## Required task
Extract the records in full, leaving every picture out.

——————

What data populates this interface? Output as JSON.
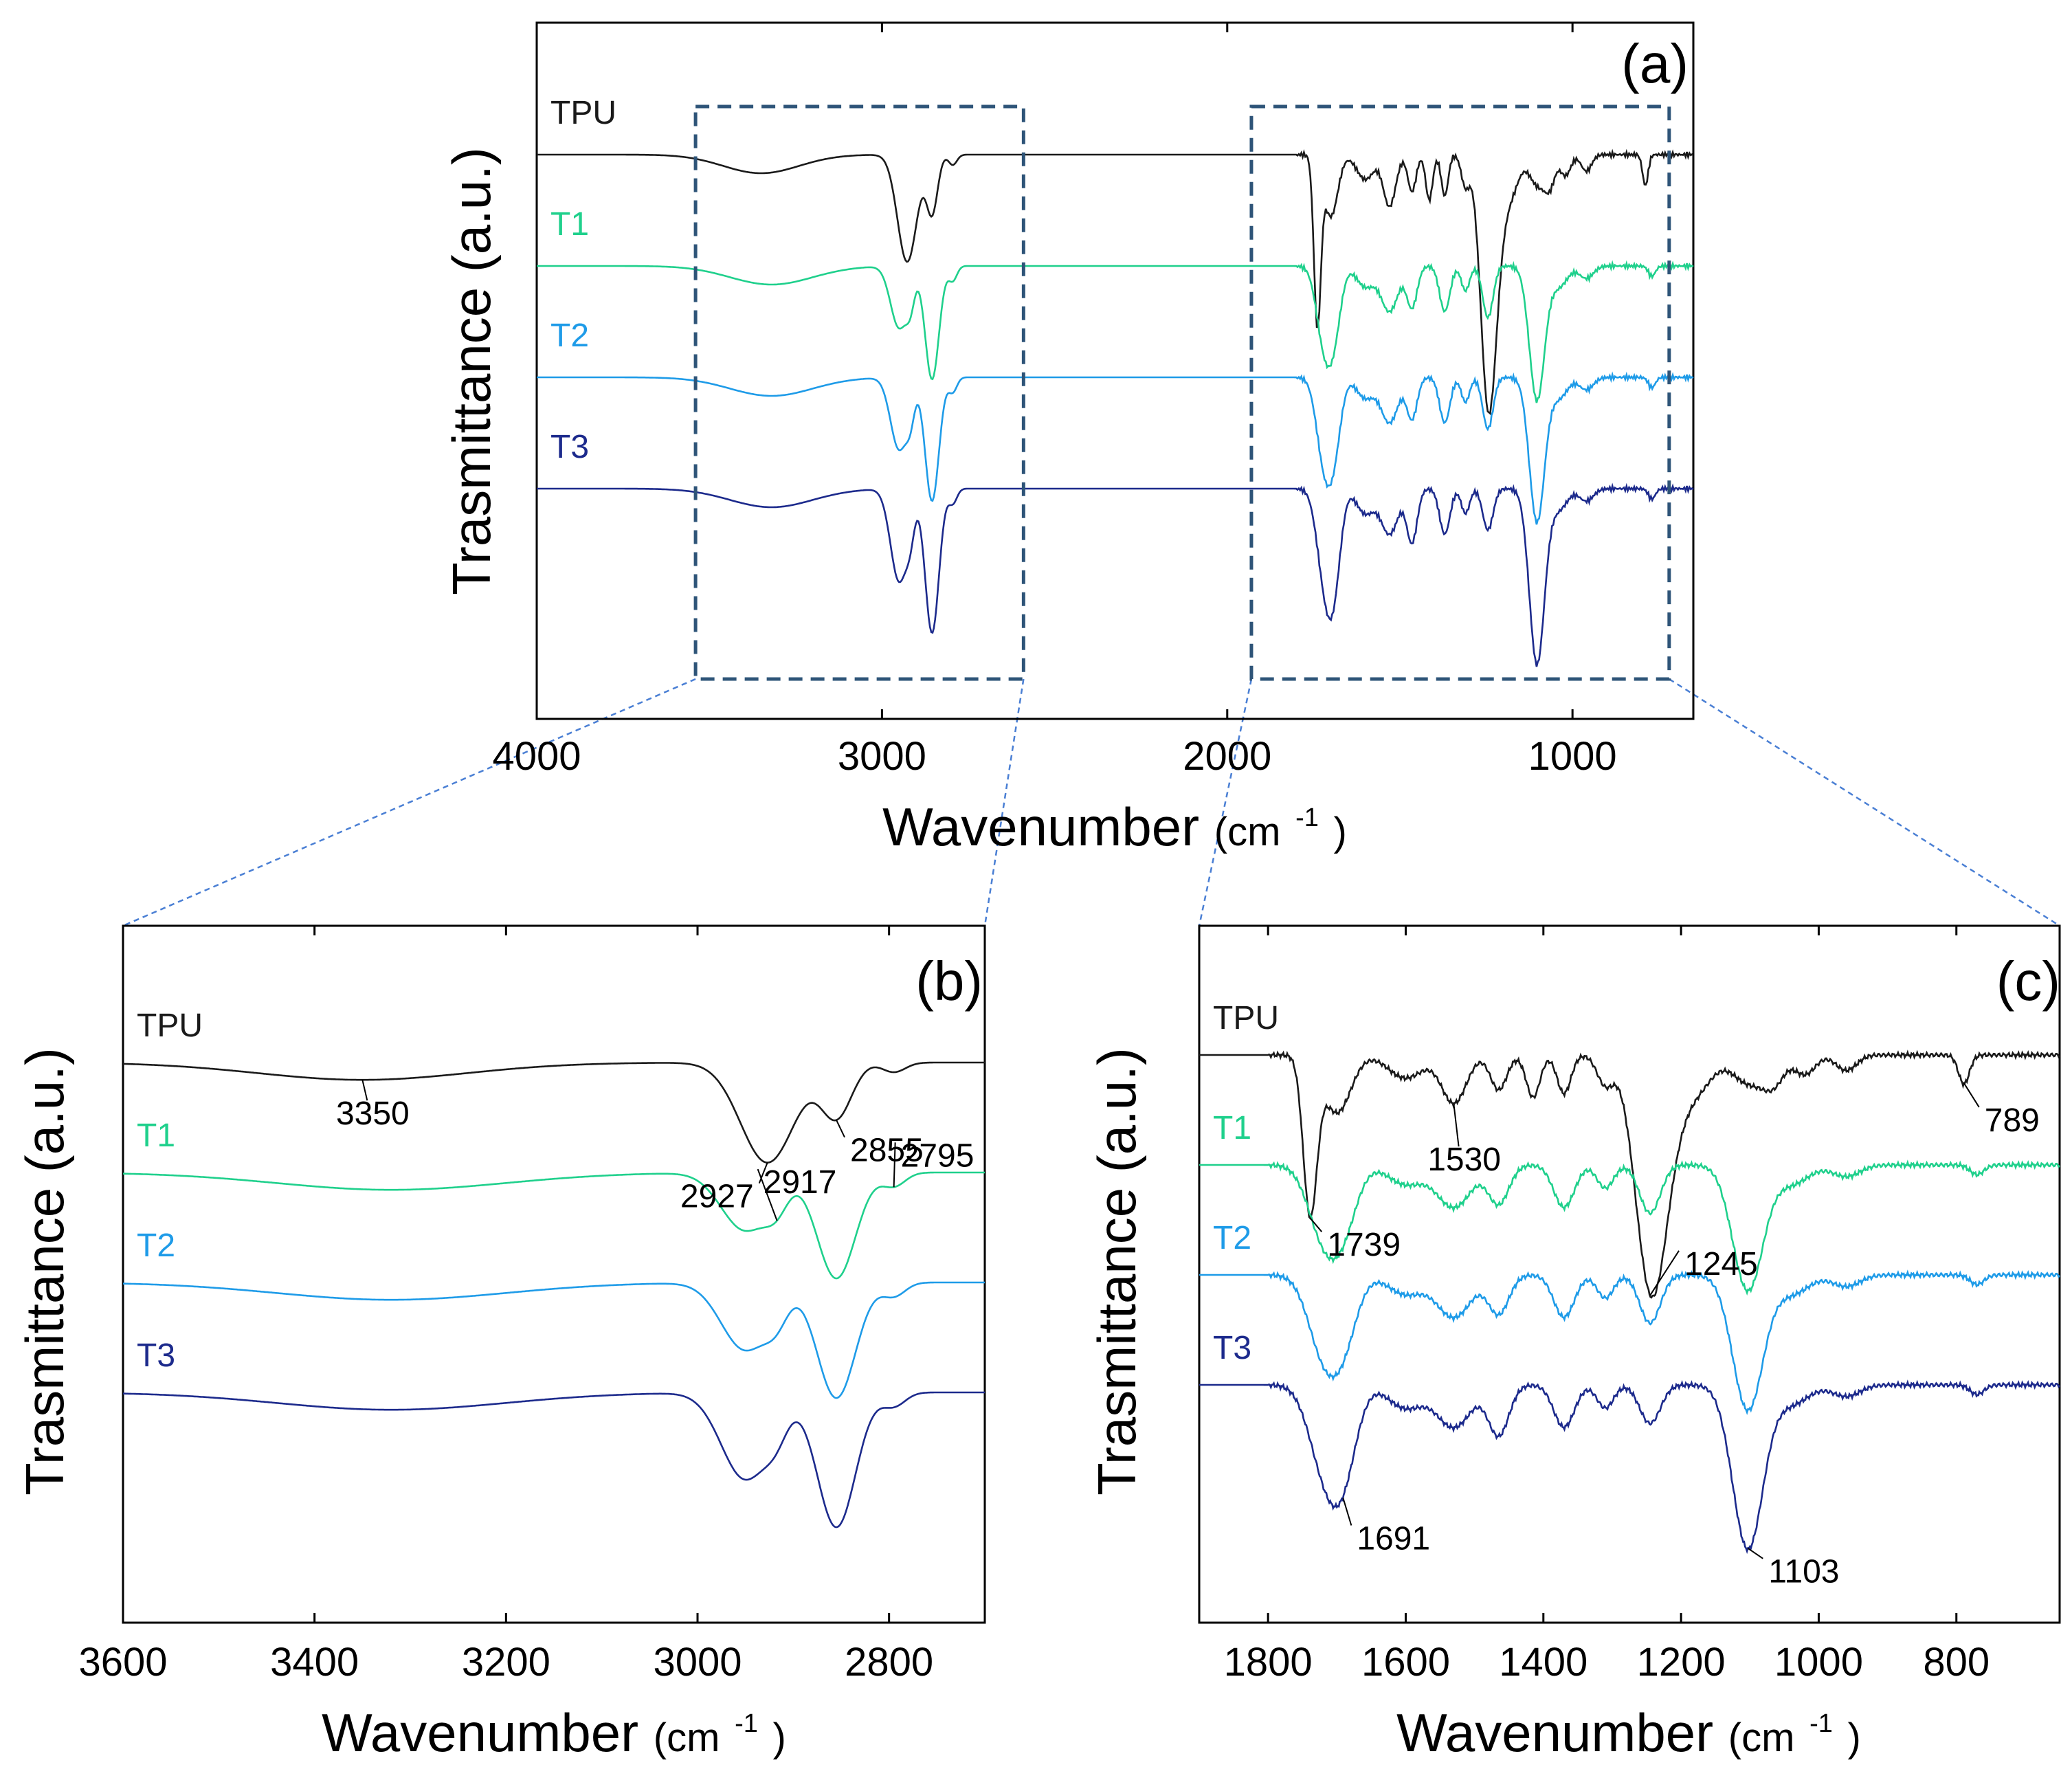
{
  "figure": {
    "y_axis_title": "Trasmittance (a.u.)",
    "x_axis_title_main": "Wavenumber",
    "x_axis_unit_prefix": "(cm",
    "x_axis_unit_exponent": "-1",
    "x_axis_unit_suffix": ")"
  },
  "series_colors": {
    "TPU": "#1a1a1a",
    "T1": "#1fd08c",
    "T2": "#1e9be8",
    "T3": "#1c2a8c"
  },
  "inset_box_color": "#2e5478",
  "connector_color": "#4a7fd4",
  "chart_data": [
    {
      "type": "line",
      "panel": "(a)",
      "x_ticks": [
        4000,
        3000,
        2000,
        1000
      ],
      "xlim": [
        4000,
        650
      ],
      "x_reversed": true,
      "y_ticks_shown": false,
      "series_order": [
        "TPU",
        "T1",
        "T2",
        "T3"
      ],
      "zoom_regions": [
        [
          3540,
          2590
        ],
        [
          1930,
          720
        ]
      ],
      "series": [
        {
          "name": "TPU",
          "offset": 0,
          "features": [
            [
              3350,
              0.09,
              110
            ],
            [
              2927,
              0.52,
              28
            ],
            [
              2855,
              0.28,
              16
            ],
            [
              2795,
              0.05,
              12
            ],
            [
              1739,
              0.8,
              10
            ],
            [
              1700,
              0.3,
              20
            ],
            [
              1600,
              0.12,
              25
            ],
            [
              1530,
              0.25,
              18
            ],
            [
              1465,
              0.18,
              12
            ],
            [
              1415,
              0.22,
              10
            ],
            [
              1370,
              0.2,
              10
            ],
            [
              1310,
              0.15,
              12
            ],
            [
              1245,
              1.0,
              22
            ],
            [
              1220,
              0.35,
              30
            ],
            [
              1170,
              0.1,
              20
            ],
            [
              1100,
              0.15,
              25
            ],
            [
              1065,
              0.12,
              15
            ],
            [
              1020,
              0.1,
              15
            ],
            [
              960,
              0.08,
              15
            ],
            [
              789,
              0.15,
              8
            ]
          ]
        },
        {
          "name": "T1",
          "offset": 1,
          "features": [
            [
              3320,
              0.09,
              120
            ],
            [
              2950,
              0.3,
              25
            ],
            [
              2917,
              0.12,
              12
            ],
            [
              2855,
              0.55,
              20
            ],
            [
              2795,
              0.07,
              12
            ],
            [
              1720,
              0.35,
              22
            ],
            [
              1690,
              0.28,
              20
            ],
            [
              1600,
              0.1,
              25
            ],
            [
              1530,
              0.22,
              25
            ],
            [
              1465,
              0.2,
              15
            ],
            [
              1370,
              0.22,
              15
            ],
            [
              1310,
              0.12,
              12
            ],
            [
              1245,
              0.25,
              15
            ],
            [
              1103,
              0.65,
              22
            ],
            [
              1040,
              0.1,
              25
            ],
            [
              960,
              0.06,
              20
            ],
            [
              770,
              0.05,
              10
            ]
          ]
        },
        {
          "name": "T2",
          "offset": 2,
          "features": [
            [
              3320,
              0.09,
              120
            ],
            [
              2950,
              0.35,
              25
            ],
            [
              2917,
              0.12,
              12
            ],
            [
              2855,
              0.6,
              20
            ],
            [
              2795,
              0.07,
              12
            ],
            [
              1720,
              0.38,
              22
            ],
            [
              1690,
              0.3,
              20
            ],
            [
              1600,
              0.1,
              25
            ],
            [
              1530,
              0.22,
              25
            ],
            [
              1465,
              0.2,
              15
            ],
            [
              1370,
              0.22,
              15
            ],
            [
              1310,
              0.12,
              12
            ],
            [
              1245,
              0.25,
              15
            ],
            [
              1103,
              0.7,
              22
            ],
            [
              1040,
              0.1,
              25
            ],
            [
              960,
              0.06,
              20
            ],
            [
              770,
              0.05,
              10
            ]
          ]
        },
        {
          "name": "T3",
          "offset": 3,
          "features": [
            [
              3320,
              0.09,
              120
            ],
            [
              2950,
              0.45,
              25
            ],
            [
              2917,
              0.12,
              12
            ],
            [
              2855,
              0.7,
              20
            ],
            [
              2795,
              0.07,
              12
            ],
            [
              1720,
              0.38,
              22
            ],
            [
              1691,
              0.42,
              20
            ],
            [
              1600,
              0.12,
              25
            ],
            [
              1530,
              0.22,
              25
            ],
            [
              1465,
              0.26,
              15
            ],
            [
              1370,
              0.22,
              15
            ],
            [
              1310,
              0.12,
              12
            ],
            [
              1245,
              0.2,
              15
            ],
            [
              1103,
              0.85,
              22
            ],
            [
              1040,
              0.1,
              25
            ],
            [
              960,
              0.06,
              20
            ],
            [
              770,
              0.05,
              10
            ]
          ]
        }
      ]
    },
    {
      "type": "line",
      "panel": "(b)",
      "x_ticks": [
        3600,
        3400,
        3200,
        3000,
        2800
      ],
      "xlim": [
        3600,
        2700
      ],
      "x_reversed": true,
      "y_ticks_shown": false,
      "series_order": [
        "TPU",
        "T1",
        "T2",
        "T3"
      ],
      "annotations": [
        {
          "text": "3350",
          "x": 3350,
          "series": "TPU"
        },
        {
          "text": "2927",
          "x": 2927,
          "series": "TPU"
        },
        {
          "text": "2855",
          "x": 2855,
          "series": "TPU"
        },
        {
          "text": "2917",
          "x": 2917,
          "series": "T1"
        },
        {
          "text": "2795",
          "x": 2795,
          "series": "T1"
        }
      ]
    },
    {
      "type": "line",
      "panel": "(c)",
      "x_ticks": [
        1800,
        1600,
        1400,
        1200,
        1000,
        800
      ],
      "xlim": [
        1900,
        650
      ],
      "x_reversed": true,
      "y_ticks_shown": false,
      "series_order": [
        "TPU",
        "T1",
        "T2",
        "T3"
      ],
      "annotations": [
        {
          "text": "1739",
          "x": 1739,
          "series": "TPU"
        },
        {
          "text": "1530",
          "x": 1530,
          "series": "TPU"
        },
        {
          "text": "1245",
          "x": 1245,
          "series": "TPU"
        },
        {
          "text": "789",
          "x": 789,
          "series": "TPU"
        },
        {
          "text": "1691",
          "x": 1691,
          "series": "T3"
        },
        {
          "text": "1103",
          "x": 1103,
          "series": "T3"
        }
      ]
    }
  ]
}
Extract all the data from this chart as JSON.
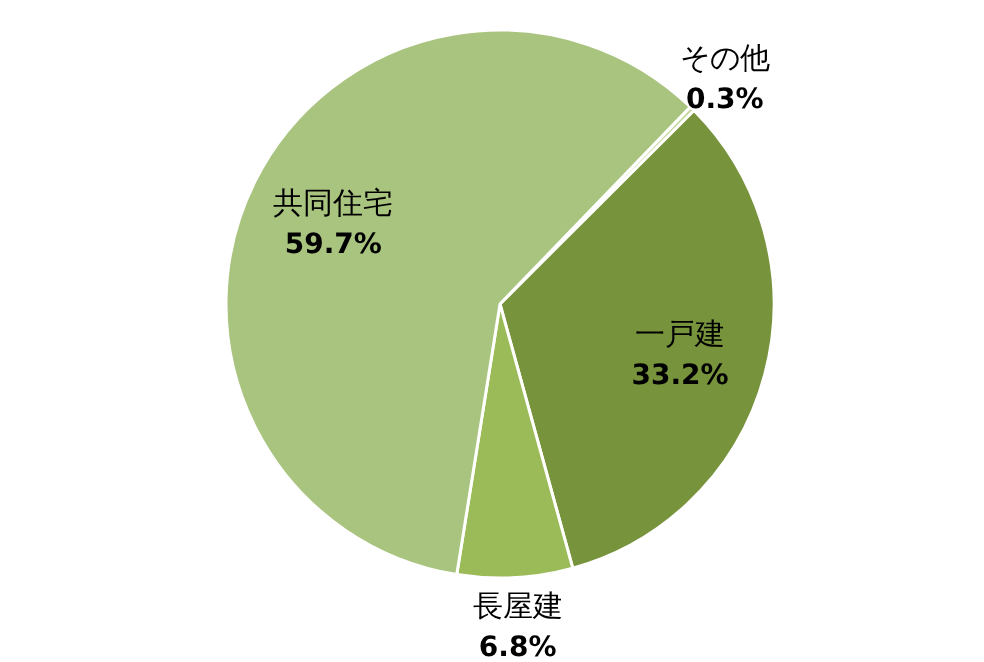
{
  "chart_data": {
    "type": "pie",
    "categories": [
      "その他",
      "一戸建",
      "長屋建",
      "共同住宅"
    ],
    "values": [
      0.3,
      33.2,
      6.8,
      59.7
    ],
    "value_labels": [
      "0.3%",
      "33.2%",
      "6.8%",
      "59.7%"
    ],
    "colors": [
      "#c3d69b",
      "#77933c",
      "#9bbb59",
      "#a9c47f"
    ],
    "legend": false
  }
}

——————

## Worked answer
What data populates this interface? Output as JSON.
{
  "figure": {
    "y_axis_title": "Trasmittance (a.u.)",
    "x_axis_title_main": "Wavenumber",
    "x_axis_unit_prefix": "(cm",
    "x_axis_unit_exponent": "-1",
    "x_axis_unit_suffix": ")"
  },
  "series_colors": {
    "TPU": "#1a1a1a",
    "T1": "#1fd08c",
    "T2": "#1e9be8",
    "T3": "#1c2a8c"
  },
  "inset_box_color": "#2e5478",
  "connector_color": "#4a7fd4",
  "chart_data": [
    {
      "type": "line",
      "panel": "(a)",
      "x_ticks": [
        4000,
        3000,
        2000,
        1000
      ],
      "xlim": [
        4000,
        650
      ],
      "x_reversed": true,
      "y_ticks_shown": false,
      "series_order": [
        "TPU",
        "T1",
        "T2",
        "T3"
      ],
      "zoom_regions": [
        [
          3540,
          2590
        ],
        [
          1930,
          720
        ]
      ],
      "series": [
        {
          "name": "TPU",
          "offset": 0,
          "features": [
            [
              3350,
              0.09,
              110
            ],
            [
              2927,
              0.52,
              28
            ],
            [
              2855,
              0.28,
              16
            ],
            [
              2795,
              0.05,
              12
            ],
            [
              1739,
              0.8,
              10
            ],
            [
              1700,
              0.3,
              20
            ],
            [
              1600,
              0.12,
              25
            ],
            [
              1530,
              0.25,
              18
            ],
            [
              1465,
              0.18,
              12
            ],
            [
              1415,
              0.22,
              10
            ],
            [
              1370,
              0.2,
              10
            ],
            [
              1310,
              0.15,
              12
            ],
            [
              1245,
              1.0,
              22
            ],
            [
              1220,
              0.35,
              30
            ],
            [
              1170,
              0.1,
              20
            ],
            [
              1100,
              0.15,
              25
            ],
            [
              1065,
              0.12,
              15
            ],
            [
              1020,
              0.1,
              15
            ],
            [
              960,
              0.08,
              15
            ],
            [
              789,
              0.15,
              8
            ]
          ]
        },
        {
          "name": "T1",
          "offset": 1,
          "features": [
            [
              3320,
              0.09,
              120
            ],
            [
              2950,
              0.3,
              25
            ],
            [
              2917,
              0.12,
              12
            ],
            [
              2855,
              0.55,
              20
            ],
            [
              2795,
              0.07,
              12
            ],
            [
              1720,
              0.35,
              22
            ],
            [
              1690,
              0.28,
              20
            ],
            [
              1600,
              0.1,
              25
            ],
            [
              1530,
              0.22,
              25
            ],
            [
              1465,
              0.2,
              15
            ],
            [
              1370,
              0.22,
              15
            ],
            [
              1310,
              0.12,
              12
            ],
            [
              1245,
              0.25,
              15
            ],
            [
              1103,
              0.65,
              22
            ],
            [
              1040,
              0.1,
              25
            ],
            [
              960,
              0.06,
              20
            ],
            [
              770,
              0.05,
              10
            ]
          ]
        },
        {
          "name": "T2",
          "offset": 2,
          "features": [
            [
              3320,
              0.09,
              120
            ],
            [
              2950,
              0.35,
              25
            ],
            [
              2917,
              0.12,
              12
            ],
            [
              2855,
              0.6,
              20
            ],
            [
              2795,
              0.07,
              12
            ],
            [
              1720,
              0.38,
              22
            ],
            [
              1690,
              0.3,
              20
            ],
            [
              1600,
              0.1,
              25
            ],
            [
              1530,
              0.22,
              25
            ],
            [
              1465,
              0.2,
              15
            ],
            [
              1370,
              0.22,
              15
            ],
            [
              1310,
              0.12,
              12
            ],
            [
              1245,
              0.25,
              15
            ],
            [
              1103,
              0.7,
              22
            ],
            [
              1040,
              0.1,
              25
            ],
            [
              960,
              0.06,
              20
            ],
            [
              770,
              0.05,
              10
            ]
          ]
        },
        {
          "name": "T3",
          "offset": 3,
          "features": [
            [
              3320,
              0.09,
              120
            ],
            [
              2950,
              0.45,
              25
            ],
            [
              2917,
              0.12,
              12
            ],
            [
              2855,
              0.7,
              20
            ],
            [
              2795,
              0.07,
              12
            ],
            [
              1720,
              0.38,
              22
            ],
            [
              1691,
              0.42,
              20
            ],
            [
              1600,
              0.12,
              25
            ],
            [
              1530,
              0.22,
              25
            ],
            [
              1465,
              0.26,
              15
            ],
            [
              1370,
              0.22,
              15
            ],
            [
              1310,
              0.12,
              12
            ],
            [
              1245,
              0.2,
              15
            ],
            [
              1103,
              0.85,
              22
            ],
            [
              1040,
              0.1,
              25
            ],
            [
              960,
              0.06,
              20
            ],
            [
              770,
              0.05,
              10
            ]
          ]
        }
      ]
    },
    {
      "type": "line",
      "panel": "(b)",
      "x_ticks": [
        3600,
        3400,
        3200,
        3000,
        2800
      ],
      "xlim": [
        3600,
        2700
      ],
      "x_reversed": true,
      "y_ticks_shown": false,
      "series_order": [
        "TPU",
        "T1",
        "T2",
        "T3"
      ],
      "annotations": [
        {
          "text": "3350",
          "x": 3350,
          "series": "TPU"
        },
        {
          "text": "2927",
          "x": 2927,
          "series": "TPU"
        },
        {
          "text": "2855",
          "x": 2855,
          "series": "TPU"
        },
        {
          "text": "2917",
          "x": 2917,
          "series": "T1"
        },
        {
          "text": "2795",
          "x": 2795,
          "series": "T1"
        }
      ]
    },
    {
      "type": "line",
      "panel": "(c)",
      "x_ticks": [
        1800,
        1600,
        1400,
        1200,
        1000,
        800
      ],
      "xlim": [
        1900,
        650
      ],
      "x_reversed": true,
      "y_ticks_shown": false,
      "series_order": [
        "TPU",
        "T1",
        "T2",
        "T3"
      ],
      "annotations": [
        {
          "text": "1739",
          "x": 1739,
          "series": "TPU"
        },
        {
          "text": "1530",
          "x": 1530,
          "series": "TPU"
        },
        {
          "text": "1245",
          "x": 1245,
          "series": "TPU"
        },
        {
          "text": "789",
          "x": 789,
          "series": "TPU"
        },
        {
          "text": "1691",
          "x": 1691,
          "series": "T3"
        },
        {
          "text": "1103",
          "x": 1103,
          "series": "T3"
        }
      ]
    }
  ]
}
Extract all the data from this chart as JSON.
{
  "chart_data": {
    "type": "pie",
    "categories": [
      "その他",
      "一戸建",
      "長屋建",
      "共同住宅"
    ],
    "values": [
      0.3,
      33.2,
      6.8,
      59.7
    ],
    "value_labels": [
      "0.3%",
      "33.2%",
      "6.8%",
      "59.7%"
    ],
    "colors": [
      "#c3d69b",
      "#77933c",
      "#9bbb59",
      "#a9c47f"
    ],
    "legend": false
  }
}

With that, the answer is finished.